(PROBLEM TO SOLVE): From the listing below, extract every line containing "frac".

Saved entries:
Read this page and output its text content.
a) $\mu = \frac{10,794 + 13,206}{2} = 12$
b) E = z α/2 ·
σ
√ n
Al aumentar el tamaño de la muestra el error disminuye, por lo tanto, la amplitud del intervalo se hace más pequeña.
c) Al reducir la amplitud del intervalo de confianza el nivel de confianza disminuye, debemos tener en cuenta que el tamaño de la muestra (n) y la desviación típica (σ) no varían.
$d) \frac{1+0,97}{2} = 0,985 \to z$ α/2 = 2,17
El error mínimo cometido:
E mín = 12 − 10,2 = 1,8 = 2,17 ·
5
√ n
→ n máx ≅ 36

* * *

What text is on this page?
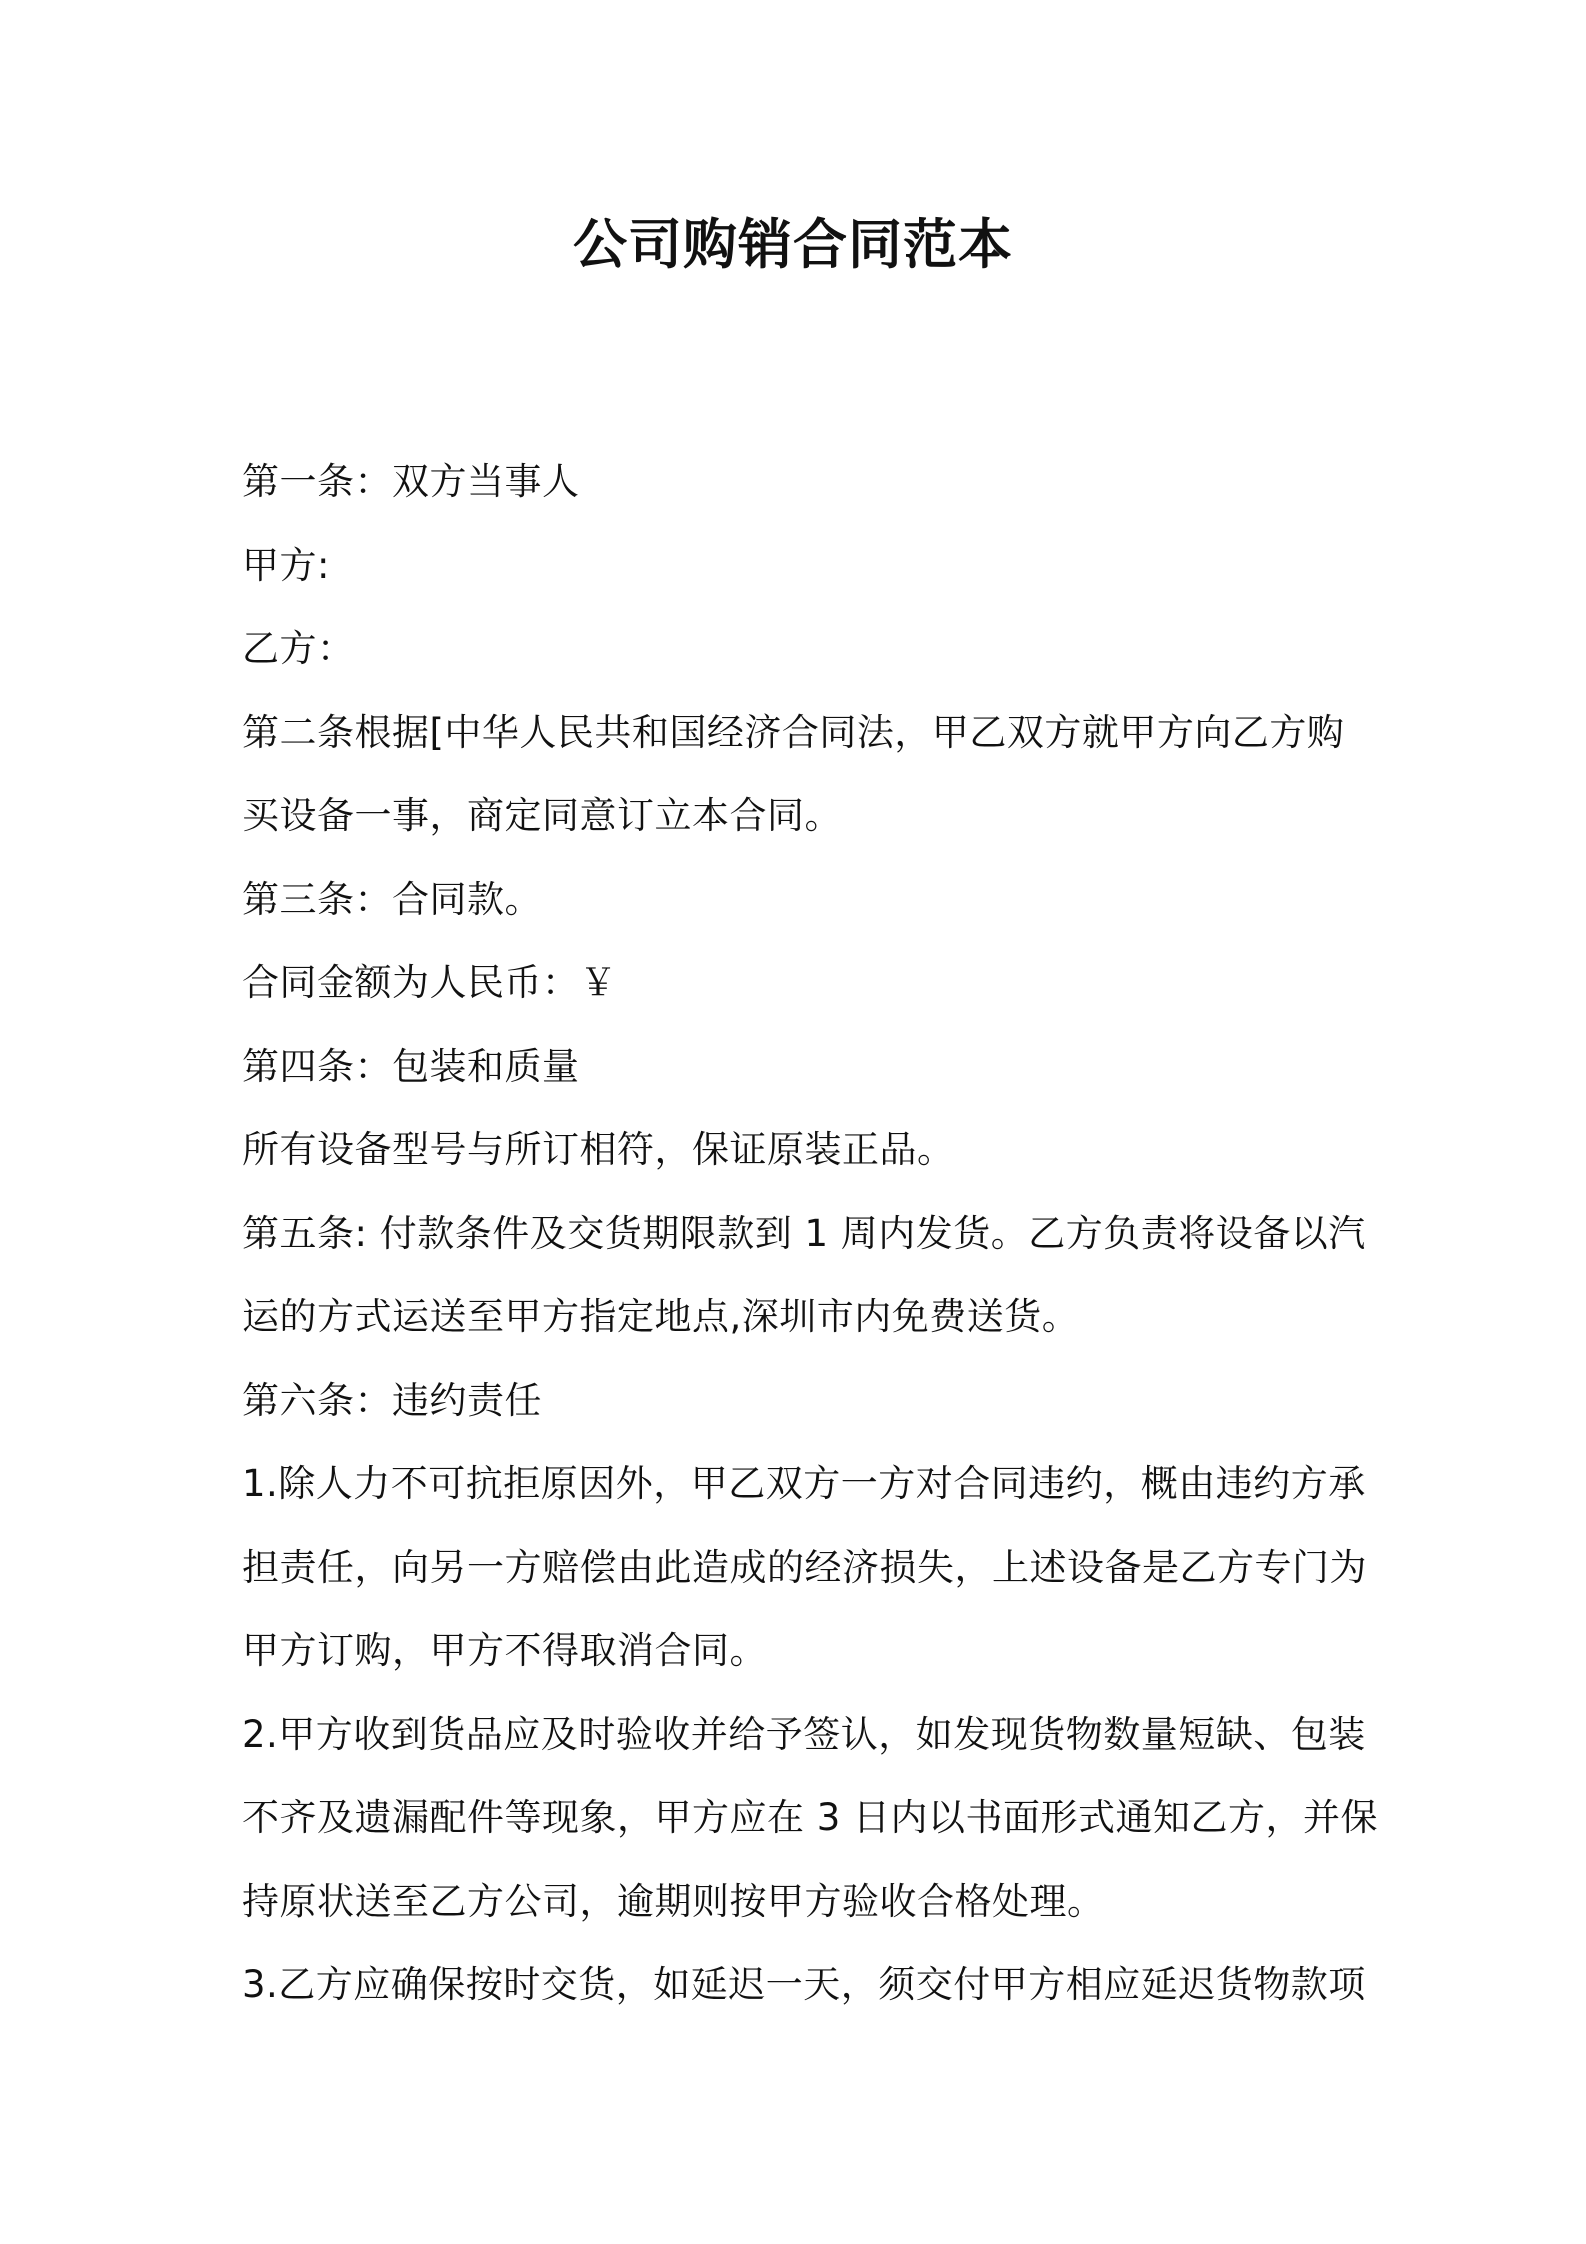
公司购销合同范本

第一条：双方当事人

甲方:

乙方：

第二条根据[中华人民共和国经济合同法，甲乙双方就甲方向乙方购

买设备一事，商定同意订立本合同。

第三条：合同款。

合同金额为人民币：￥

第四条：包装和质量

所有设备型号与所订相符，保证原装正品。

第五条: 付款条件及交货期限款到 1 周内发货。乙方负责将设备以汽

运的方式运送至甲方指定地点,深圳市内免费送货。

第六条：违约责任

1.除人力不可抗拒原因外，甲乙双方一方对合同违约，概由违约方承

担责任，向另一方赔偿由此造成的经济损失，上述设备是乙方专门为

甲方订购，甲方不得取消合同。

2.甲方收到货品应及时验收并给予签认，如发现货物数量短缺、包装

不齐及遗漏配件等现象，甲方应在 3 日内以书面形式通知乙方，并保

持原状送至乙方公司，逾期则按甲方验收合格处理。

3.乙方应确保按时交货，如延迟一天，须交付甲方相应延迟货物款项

--

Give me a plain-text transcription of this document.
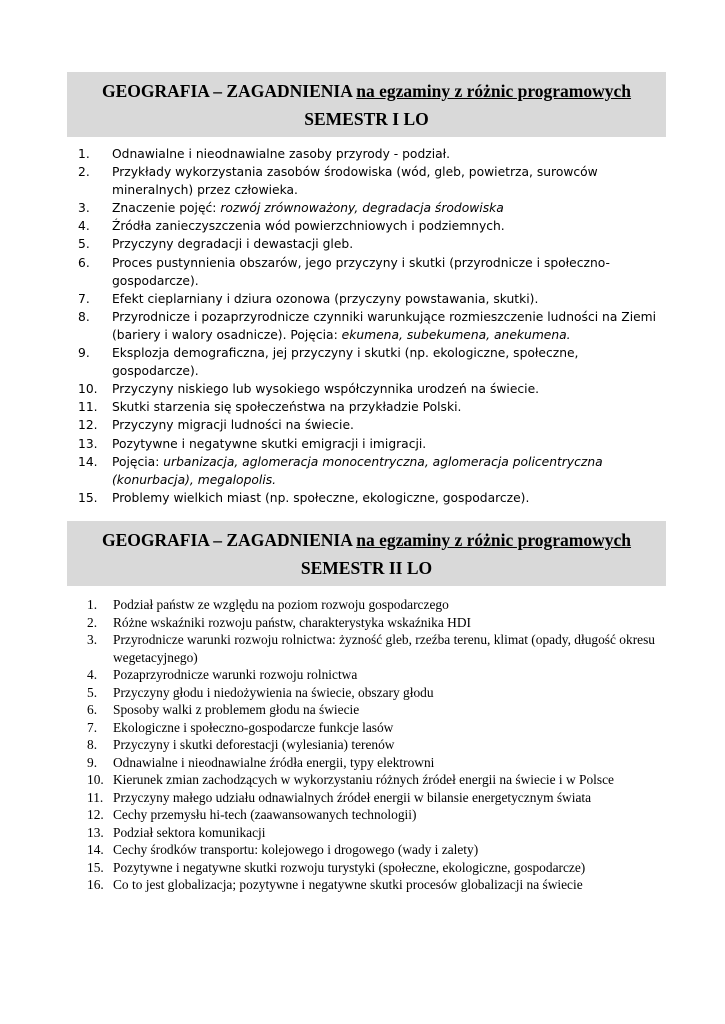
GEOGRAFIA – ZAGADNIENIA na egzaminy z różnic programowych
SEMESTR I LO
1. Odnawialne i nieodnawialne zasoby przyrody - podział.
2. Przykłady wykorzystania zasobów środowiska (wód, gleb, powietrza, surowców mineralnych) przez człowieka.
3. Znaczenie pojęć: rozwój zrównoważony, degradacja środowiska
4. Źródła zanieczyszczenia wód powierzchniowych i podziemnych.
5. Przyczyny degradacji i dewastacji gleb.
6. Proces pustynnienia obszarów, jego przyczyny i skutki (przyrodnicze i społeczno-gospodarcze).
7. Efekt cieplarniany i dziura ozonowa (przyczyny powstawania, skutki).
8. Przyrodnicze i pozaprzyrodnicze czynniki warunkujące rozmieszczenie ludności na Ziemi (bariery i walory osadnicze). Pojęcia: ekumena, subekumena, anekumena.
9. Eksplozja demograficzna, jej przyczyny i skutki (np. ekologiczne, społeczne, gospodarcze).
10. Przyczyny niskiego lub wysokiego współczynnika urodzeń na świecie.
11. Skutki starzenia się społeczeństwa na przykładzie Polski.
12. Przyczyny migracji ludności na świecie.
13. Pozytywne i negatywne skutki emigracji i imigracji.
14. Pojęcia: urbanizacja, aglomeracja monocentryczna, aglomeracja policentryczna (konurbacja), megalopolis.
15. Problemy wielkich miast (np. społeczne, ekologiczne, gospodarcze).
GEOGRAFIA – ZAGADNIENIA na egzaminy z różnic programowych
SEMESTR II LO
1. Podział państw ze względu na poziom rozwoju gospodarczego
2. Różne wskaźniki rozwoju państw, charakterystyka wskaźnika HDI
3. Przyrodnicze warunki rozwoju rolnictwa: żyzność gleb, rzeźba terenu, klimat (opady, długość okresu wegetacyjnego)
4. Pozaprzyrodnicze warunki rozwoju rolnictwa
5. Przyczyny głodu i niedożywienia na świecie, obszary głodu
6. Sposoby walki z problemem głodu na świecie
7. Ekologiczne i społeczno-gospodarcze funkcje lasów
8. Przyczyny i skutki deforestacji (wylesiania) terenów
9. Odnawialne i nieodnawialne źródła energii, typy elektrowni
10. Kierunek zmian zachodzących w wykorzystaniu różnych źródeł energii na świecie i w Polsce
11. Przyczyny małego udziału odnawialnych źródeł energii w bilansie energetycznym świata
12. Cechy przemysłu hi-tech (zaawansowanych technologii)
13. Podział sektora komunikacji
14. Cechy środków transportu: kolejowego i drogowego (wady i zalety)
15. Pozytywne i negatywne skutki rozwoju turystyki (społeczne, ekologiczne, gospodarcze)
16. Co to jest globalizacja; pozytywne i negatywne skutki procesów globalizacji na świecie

(WRITTEN ANSWER):
a) $\mu = \frac{10,794 + 13,206}{2} = 12$
$d) \frac{1+0,97}{2} = 0,985 \to z$ α/2 = 2,17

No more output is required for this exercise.